### [RECORDS]
★ ★ ★ ★ ★ ★ ★

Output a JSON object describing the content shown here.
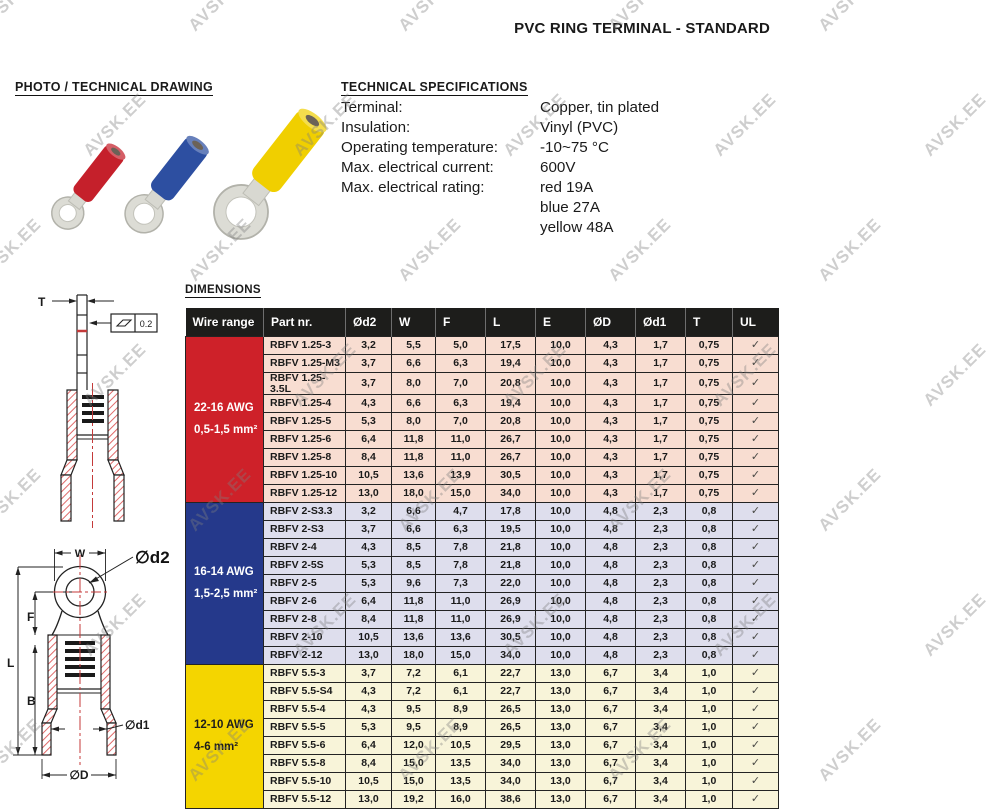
{
  "watermark": {
    "text": "AVSK.EE"
  },
  "title": "PVC RING TERMINAL - STANDARD",
  "sections": {
    "photo_heading": "PHOTO / TECHNICAL DRAWING",
    "specs_heading": "TECHNICAL SPECIFICATIONS",
    "dimensions_heading": "DIMENSIONS"
  },
  "specs": {
    "rows": [
      {
        "label": "Terminal:",
        "value": "Copper, tin plated"
      },
      {
        "label": "Insulation:",
        "value": "Vinyl (PVC)"
      },
      {
        "label": "Operating temperature:",
        "value": "-10~75 °C"
      },
      {
        "label": "Max. electrical current:",
        "value": "600V"
      },
      {
        "label": "Max. electrical rating:",
        "value": "red 19A"
      },
      {
        "label": "",
        "value": "blue 27A"
      },
      {
        "label": "",
        "value": "yellow 48A"
      }
    ]
  },
  "photo": {
    "terminals": [
      {
        "name": "red-terminal",
        "color": "#c5202b"
      },
      {
        "name": "blue-terminal",
        "color": "#2d4fa1"
      },
      {
        "name": "yellow-terminal",
        "color": "#f0cf00"
      }
    ]
  },
  "drawing_side": {
    "labels": {
      "t": "T",
      "tolerance": "0.2"
    }
  },
  "drawing_front": {
    "labels": {
      "w": "W",
      "d2": "∅d2",
      "f": "F",
      "l": "L",
      "b": "B",
      "d1": "∅d1",
      "d_outer": "∅D"
    }
  },
  "table": {
    "header_bg": "#1d1d1b",
    "check_symbol": "✓",
    "columns": [
      "Wire range",
      "Part nr.",
      "Ød2",
      "W",
      "F",
      "L",
      "E",
      "ØD",
      "Ød1",
      "T",
      "UL"
    ],
    "groups": [
      {
        "wire_range": "22-16 AWG",
        "wire_mm": "0,5-1,5 mm²",
        "label_bg": "#ce2129",
        "label_color": "#ffffff",
        "row_bg": "#f8ddd1",
        "rows": [
          {
            "part": "RBFV 1.25-3",
            "values": [
              "3,2",
              "5,5",
              "5,0",
              "17,5",
              "10,0",
              "4,3",
              "1,7",
              "0,75"
            ],
            "ul": true
          },
          {
            "part": "RBFV 1.25-M3",
            "values": [
              "3,7",
              "6,6",
              "6,3",
              "19,4",
              "10,0",
              "4,3",
              "1,7",
              "0,75"
            ],
            "ul": true
          },
          {
            "part": "RBFV 1.25-3.5L",
            "values": [
              "3,7",
              "8,0",
              "7,0",
              "20,8",
              "10,0",
              "4,3",
              "1,7",
              "0,75"
            ],
            "ul": true
          },
          {
            "part": "RBFV 1.25-4",
            "values": [
              "4,3",
              "6,6",
              "6,3",
              "19,4",
              "10,0",
              "4,3",
              "1,7",
              "0,75"
            ],
            "ul": true
          },
          {
            "part": "RBFV 1.25-5",
            "values": [
              "5,3",
              "8,0",
              "7,0",
              "20,8",
              "10,0",
              "4,3",
              "1,7",
              "0,75"
            ],
            "ul": true
          },
          {
            "part": "RBFV 1.25-6",
            "values": [
              "6,4",
              "11,8",
              "11,0",
              "26,7",
              "10,0",
              "4,3",
              "1,7",
              "0,75"
            ],
            "ul": true
          },
          {
            "part": "RBFV 1.25-8",
            "values": [
              "8,4",
              "11,8",
              "11,0",
              "26,7",
              "10,0",
              "4,3",
              "1,7",
              "0,75"
            ],
            "ul": true
          },
          {
            "part": "RBFV 1.25-10",
            "values": [
              "10,5",
              "13,6",
              "13,9",
              "30,5",
              "10,0",
              "4,3",
              "1,7",
              "0,75"
            ],
            "ul": true
          },
          {
            "part": "RBFV 1.25-12",
            "values": [
              "13,0",
              "18,0",
              "15,0",
              "34,0",
              "10,0",
              "4,3",
              "1,7",
              "0,75"
            ],
            "ul": true
          }
        ]
      },
      {
        "wire_range": "16-14 AWG",
        "wire_mm": "1,5-2,5 mm²",
        "label_bg": "#25398b",
        "label_color": "#ffffff",
        "row_bg": "#dedeed",
        "rows": [
          {
            "part": "RBFV 2-S3.3",
            "values": [
              "3,2",
              "6,6",
              "4,7",
              "17,8",
              "10,0",
              "4,8",
              "2,3",
              "0,8"
            ],
            "ul": true
          },
          {
            "part": "RBFV 2-S3",
            "values": [
              "3,7",
              "6,6",
              "6,3",
              "19,5",
              "10,0",
              "4,8",
              "2,3",
              "0,8"
            ],
            "ul": true
          },
          {
            "part": "RBFV 2-4",
            "values": [
              "4,3",
              "8,5",
              "7,8",
              "21,8",
              "10,0",
              "4,8",
              "2,3",
              "0,8"
            ],
            "ul": true
          },
          {
            "part": "RBFV 2-5S",
            "values": [
              "5,3",
              "8,5",
              "7,8",
              "21,8",
              "10,0",
              "4,8",
              "2,3",
              "0,8"
            ],
            "ul": true
          },
          {
            "part": "RBFV 2-5",
            "values": [
              "5,3",
              "9,6",
              "7,3",
              "22,0",
              "10,0",
              "4,8",
              "2,3",
              "0,8"
            ],
            "ul": true
          },
          {
            "part": "RBFV 2-6",
            "values": [
              "6,4",
              "11,8",
              "11,0",
              "26,9",
              "10,0",
              "4,8",
              "2,3",
              "0,8"
            ],
            "ul": true
          },
          {
            "part": "RBFV 2-8",
            "values": [
              "8,4",
              "11,8",
              "11,0",
              "26,9",
              "10,0",
              "4,8",
              "2,3",
              "0,8"
            ],
            "ul": true
          },
          {
            "part": "RBFV 2-10",
            "values": [
              "10,5",
              "13,6",
              "13,6",
              "30,5",
              "10,0",
              "4,8",
              "2,3",
              "0,8"
            ],
            "ul": true
          },
          {
            "part": "RBFV 2-12",
            "values": [
              "13,0",
              "18,0",
              "15,0",
              "34,0",
              "10,0",
              "4,8",
              "2,3",
              "0,8"
            ],
            "ul": true
          }
        ]
      },
      {
        "wire_range": "12-10 AWG",
        "wire_mm": "4-6 mm²",
        "label_bg": "#f4d500",
        "label_color": "#1d1d1b",
        "row_bg": "#f8f4d9",
        "rows": [
          {
            "part": "RBFV 5.5-3",
            "values": [
              "3,7",
              "7,2",
              "6,1",
              "22,7",
              "13,0",
              "6,7",
              "3,4",
              "1,0"
            ],
            "ul": true
          },
          {
            "part": "RBFV 5.5-S4",
            "values": [
              "4,3",
              "7,2",
              "6,1",
              "22,7",
              "13,0",
              "6,7",
              "3,4",
              "1,0"
            ],
            "ul": true
          },
          {
            "part": "RBFV 5.5-4",
            "values": [
              "4,3",
              "9,5",
              "8,9",
              "26,5",
              "13,0",
              "6,7",
              "3,4",
              "1,0"
            ],
            "ul": true
          },
          {
            "part": "RBFV 5.5-5",
            "values": [
              "5,3",
              "9,5",
              "8,9",
              "26,5",
              "13,0",
              "6,7",
              "3,4",
              "1,0"
            ],
            "ul": true
          },
          {
            "part": "RBFV 5.5-6",
            "values": [
              "6,4",
              "12,0",
              "10,5",
              "29,5",
              "13,0",
              "6,7",
              "3,4",
              "1,0"
            ],
            "ul": true
          },
          {
            "part": "RBFV 5.5-8",
            "values": [
              "8,4",
              "15,0",
              "13,5",
              "34,0",
              "13,0",
              "6,7",
              "3,4",
              "1,0"
            ],
            "ul": true
          },
          {
            "part": "RBFV 5.5-10",
            "values": [
              "10,5",
              "15,0",
              "13,5",
              "34,0",
              "13,0",
              "6,7",
              "3,4",
              "1,0"
            ],
            "ul": true
          },
          {
            "part": "RBFV 5.5-12",
            "values": [
              "13,0",
              "19,2",
              "16,0",
              "38,6",
              "13,0",
              "6,7",
              "3,4",
              "1,0"
            ],
            "ul": true
          }
        ]
      }
    ]
  }
}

★ ★ ★ ★ ★ ★ ★

### [SET EXERCISE]
Find every line in the records above that holds the word "yellow", and copy each one.

### [SOLUTION BELOW]
        "value": "yellow 48A"
        "name": "yellow-terminal",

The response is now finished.